Set problem ::
Search the data below for the string "Λαμπωνίανα". Extract every line that contains it.

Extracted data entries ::
◇ ◇ ◇

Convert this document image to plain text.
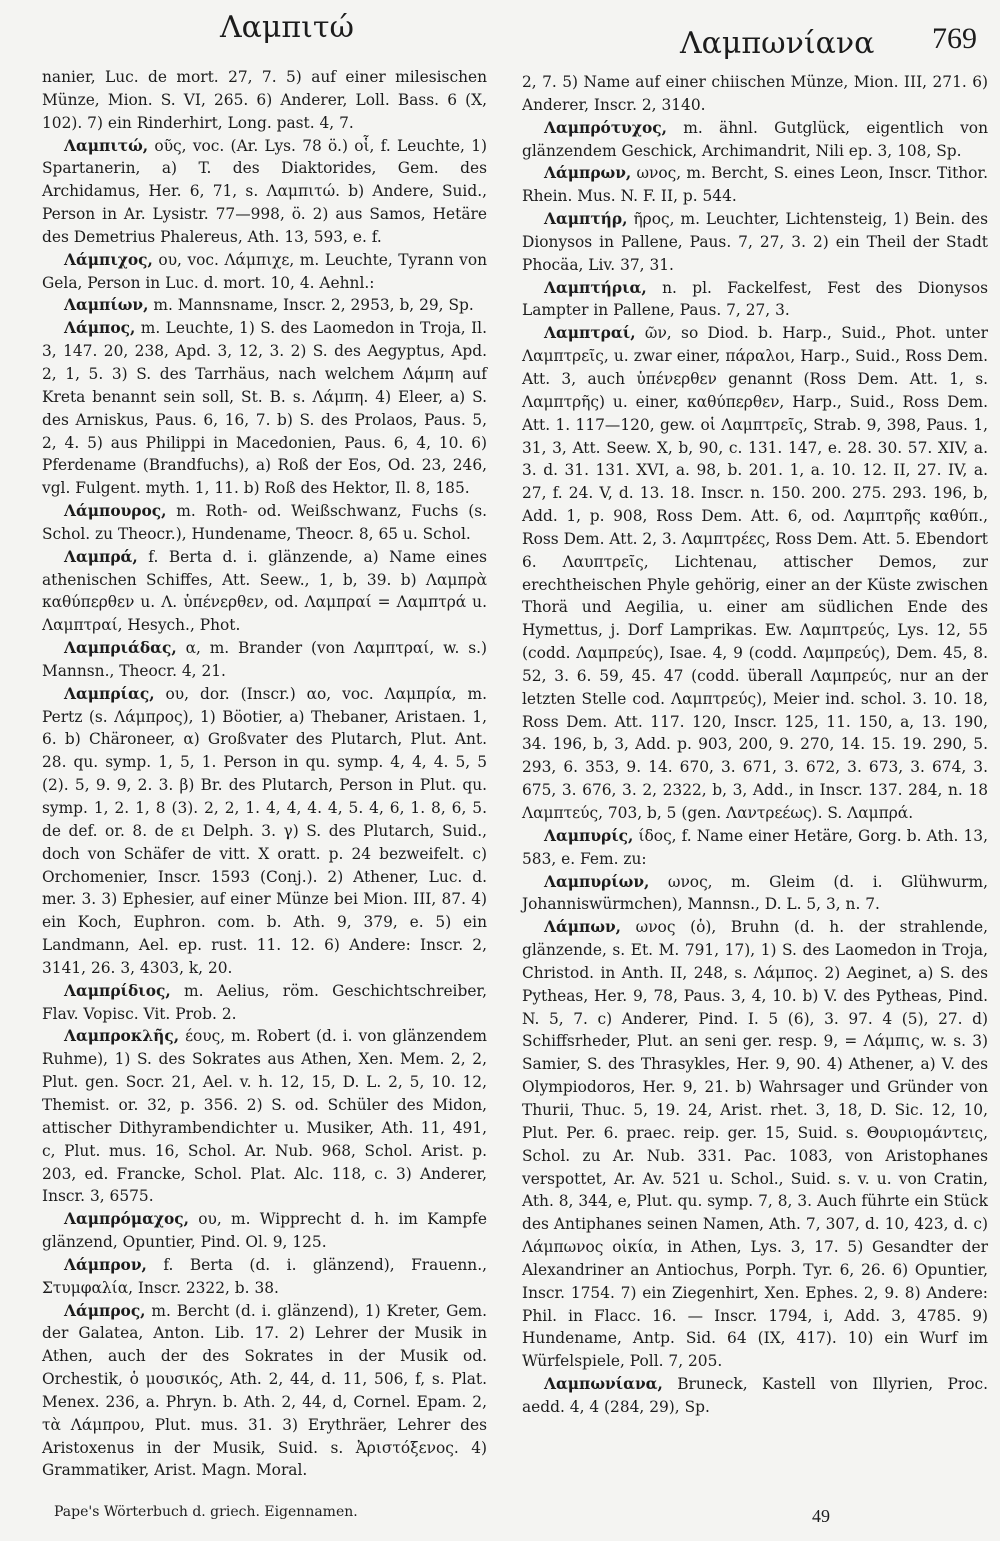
Λαμπιτώ	Λαμπωνίανα 769

nanier, Luc. de mort. 27, 7. 5) auf einer milesischen Münze, Mion. S. VI, 265. 6) Anderer, Loll. Bass. 6 (X, 102). 7) ein Rinderhirt, Long. past. 4, 7.

Λαμπιτώ, οῦς, voc. (Ar. Lys. 78 ö.) οἷ, f. Leuchte, 1) Spartanerin, a) T. des Diaktorides, Gem. des Archidamus, Her. 6, 71, s. Λαμπιτώ. b) Andere, Suid., Person in Ar. Lysistr. 77—998, ö. 2) aus Samos, Hetäre des Demetrius Phalereus, Ath. 13, 593, e. f.

Λάμπιχος, ου, voc. Λάμπιχε, m. Leuchte, Tyrann von Gela, Person in Luc. d. mort. 10, 4. Aehnl.:

Λαμπίων, m. Mannsname, Inscr. 2, 2953, b, 29, Sp.

Λάμπος, m. Leuchte, 1) S. des Laomedon in Troja, Il. 3, 147. 20, 238, Apd. 3, 12, 3. 2) S. des Aegyptus, Apd. 2, 1, 5. 3) S. des Tarrhäus, nach welchem Λάμπη auf Kreta benannt sein soll, St. B. s. Λάμπη. 4) Eleer, a) S. des Arniskus, Paus. 6, 16, 7. b) S. des Prolaos, Paus. 5, 2, 4. 5) aus Philippi in Macedonien, Paus. 6, 4, 10. 6) Pferdename (Brandfuchs), a) Roß der Eos, Od. 23, 246, vgl. Fulgent. myth. 1, 11. b) Roß des Hektor, Il. 8, 185.

Λάμπουρος, m. Roth- od. Weißschwanz, Fuchs (s. Schol. zu Theocr.), Hundename, Theocr. 8, 65 u. Schol.

Λαμπρά, f. Berta d. i. glänzende, a) Name eines athenischen Schiffes, Att. Seew., 1, b, 39. b) Λαμπρὰ καθύπερθεν u. Λ. ὑπένερθεν, od. Λαμπραί = Λαμπτρά u. Λαμπτραί, Hesych., Phot.

Λαμπριάδας, α, m. Brander (von Λαμπτραί, w. s.) Mannsn., Theocr. 4, 21.

Λαμπρίας, ου, dor. (Inscr.) αο, voc. Λαμπρία, m. Pertz (s. Λάμπρος), 1) Böotier, a) Thebaner, Aristaen. 1, 6. b) Chäroneer, α) Großvater des Plutarch, Plut. Ant. 28. qu. symp. 1, 5, 1. Person in qu. symp. 4, 4, 4. 5, 5 (2). 5, 9. 9, 2. 3. β) Br. des Plutarch, Person in Plut. qu. symp. 1, 2. 1, 8 (3). 2, 2, 1. 4, 4, 4. 4, 5. 4, 6, 1. 8, 6, 5. de def. or. 8. de ει Delph. 3. γ) S. des Plutarch, Suid., doch von Schäfer de vitt. X oratt. p. 24 bezweifelt. c) Orchomenier, Inscr. 1593 (Conj.). 2) Athener, Luc. d. mer. 3. 3) Ephesier, auf einer Münze bei Mion. III, 87. 4) ein Koch, Euphron. com. b. Ath. 9, 379, e. 5) ein Landmann, Ael. ep. rust. 11. 12. 6) Andere: Inscr. 2, 3141, 26. 3, 4303, k, 20.

Λαμπρίδιος, m. Aelius, röm. Geschichtschreiber, Flav. Vopisc. Vit. Prob. 2.

Λαμπροκλῆς, έους, m. Robert (d. i. von glänzendem Ruhme), 1) S. des Sokrates aus Athen, Xen. Mem. 2, 2, Plut. gen. Socr. 21, Ael. v. h. 12, 15, D. L. 2, 5, 10. 12, Themist. or. 32, p. 356. 2) S. od. Schüler des Midon, attischer Dithyrambendichter u. Musiker, Ath. 11, 491, c, Plut. mus. 16, Schol. Ar. Nub. 968, Schol. Arist. p. 203, ed. Francke, Schol. Plat. Alc. 118, c. 3) Anderer, Inscr. 3, 6575.

Λαμπρόμαχος, ου, m. Wipprecht d. h. im Kampfe glänzend, Opuntier, Pind. Ol. 9, 125.

Λάμπρον, f. Berta (d. i. glänzend), Frauenn., Στυμφαλία, Inscr. 2322, b. 38.

Λάμπρος, m. Bercht (d. i. glänzend), 1) Kreter, Gem. der Galatea, Anton. Lib. 17. 2) Lehrer der Musik in Athen, auch der des Sokrates in der Musik od. Orchestik, ὁ μουσικός, Ath. 2, 44, d. 11, 506, f, s. Plat. Menex. 236, a. Phryn. b. Ath. 2, 44, d, Cornel. Epam. 2, τὰ Λάμπρου, Plut. mus. 31. 3) Erythräer, Lehrer des Aristoxenus in der Musik, Suid. s. Ἀριστόξενος. 4) Grammatiker, Arist. Magn. Moral.

2, 7. 5) Name auf einer chiischen Münze, Mion. III, 271. 6) Anderer, Inscr. 2, 3140.

Λαμπρότυχος, m. ähnl. Gutglück, eigentlich von glänzendem Geschick, Archimandrit, Nili ep. 3, 108, Sp.

Λάμπρων, ωνος, m. Bercht, S. eines Leon, Inscr. Tithor. Rhein. Mus. N. F. II, p. 544.

Λαμπτήρ, ῆρος, m. Leuchter, Lichtensteig, 1) Bein. des Dionysos in Pallene, Paus. 7, 27, 3. 2) ein Theil der Stadt Phocäa, Liv. 37, 31.

Λαμπτήρια, n. pl. Fackelfest, Fest des Dionysos Lampter in Pallene, Paus. 7, 27, 3.

Λαμπτραί, ῶν, so Diod. b. Harp., Suid., Phot. unter Λαμπτρεῖς, u. zwar einer, πάραλοι, Harp., Suid., Ross Dem. Att. 3, auch ὑπένερθεν genannt (Ross Dem. Att. 1, s. Λαμπτρῆς) u. einer, καθύπερθεν, Harp., Suid., Ross Dem. Att. 1. 117—120, gew. οἱ Λαμπτρεῖς, Strab. 9, 398, Paus. 1, 31, 3, Att. Seew. X, b, 90, c. 131. 147, e. 28. 30. 57. XIV, a. 3. d. 31. 131. XVI, a. 98, b. 201. 1, a. 10. 12. II, 27. IV, a. 27, f. 24. V, d. 13. 18. Inscr. n. 150. 200. 275. 293. 196, b, Add. 1, p. 908, Ross Dem. Att. 6, od. Λαμπτρῆς καθύπ., Ross Dem. Att. 2, 3. Λαμπτρέες, Ross Dem. Att. 5. Ebendort 6. Λαυπτρεῖς, Lichtenau, attischer Demos, zur erechtheischen Phyle gehörig, einer an der Küste zwischen Thorä und Aegilia, u. einer am südlichen Ende des Hymettus, j. Dorf Lamprikas. Ew. Λαμπτρεύς, Lys. 12, 55 (codd. Λαμπρεύς), Isae. 4, 9 (codd. Λαμπρεύς), Dem. 45, 8. 52, 3. 6. 59, 45. 47 (codd. überall Λαμπρεύς, nur an der letzten Stelle cod. Λαμπτρεύς), Meier ind. schol. 3. 10. 18, Ross Dem. Att. 117. 120, Inscr. 125, 11. 150, a, 13. 190, 34. 196, b, 3, Add. p. 903, 200, 9. 270, 14. 15. 19. 290, 5. 293, 6. 353, 9. 14. 670, 3. 671, 3. 672, 3. 673, 3. 674, 3. 675, 3. 676, 3. 2, 2322, b, 3, Add., in Inscr. 137. 284, n. 18 Λαμπτεύς, 703, b, 5 (gen. Λαντρεέως). S. Λαμπρά.

Λαμπυρίς, ίδος, f. Name einer Hetäre, Gorg. b. Ath. 13, 583, e. Fem. zu:

Λαμπυρίων, ωνος, m. Gleim (d. i. Glühwurm, Johanniswürmchen), Mannsn., D. L. 5, 3, n. 7.

Λάμπων, ωνος (ὁ), Bruhn (d. h. der strahlende, glänzende, s. Et. M. 791, 17), 1) S. des Laomedon in Troja, Christod. in Anth. II, 248, s. Λάμπος. 2) Aeginet, a) S. des Pytheas, Her. 9, 78, Paus. 3, 4, 10. b) V. des Pytheas, Pind. N. 5, 7. c) Anderer, Pind. I. 5 (6), 3. 97. 4 (5), 27. d) Schiffsrheder, Plut. an seni ger. resp. 9, = Λάμπις, w. s. 3) Samier, S. des Thrasykles, Her. 9, 90. 4) Athener, a) V. des Olympiodoros, Her. 9, 21. b) Wahrsager und Gründer von Thurii, Thuc. 5, 19. 24, Arist. rhet. 3, 18, D. Sic. 12, 10, Plut. Per. 6. praec. reip. ger. 15, Suid. s. Θουριομάντεις, Schol. zu Ar. Nub. 331. Pac. 1083, von Aristophanes verspottet, Ar. Av. 521 u. Schol., Suid. s. v. u. von Cratin, Ath. 8, 344, e, Plut. qu. symp. 7, 8, 3. Auch führte ein Stück des Antiphanes seinen Namen, Ath. 7, 307, d. 10, 423, d. c) Λάμπωνος οἰκία, in Athen, Lys. 3, 17. 5) Gesandter der Alexandriner an Antiochus, Porph. Tyr. 6, 26. 6) Opuntier, Inscr. 1754. 7) ein Ziegenhirt, Xen. Ephes. 2, 9. 8) Andere: Phil. in Flacc. 16. — Inscr. 1794, i, Add. 3, 4785. 9) Hundename, Antp. Sid. 64 (IX, 417). 10) ein Wurf im Würfelspiele, Poll. 7, 205.

Λαμπωνίανα, Bruneck, Kastell von Illyrien, Proc. aedd. 4, 4 (284, 29), Sp.

Pape's Wörterbuch d. griech. Eigennamen.	49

◇ ◇ ◇

Solved problem ::
Λαμπιτώ	Λαμπωνίανα 769
Λαμπωνίανα, Bruneck, Kastell von Illyrien, Proc. aedd. 4, 4 (284, 29), Sp.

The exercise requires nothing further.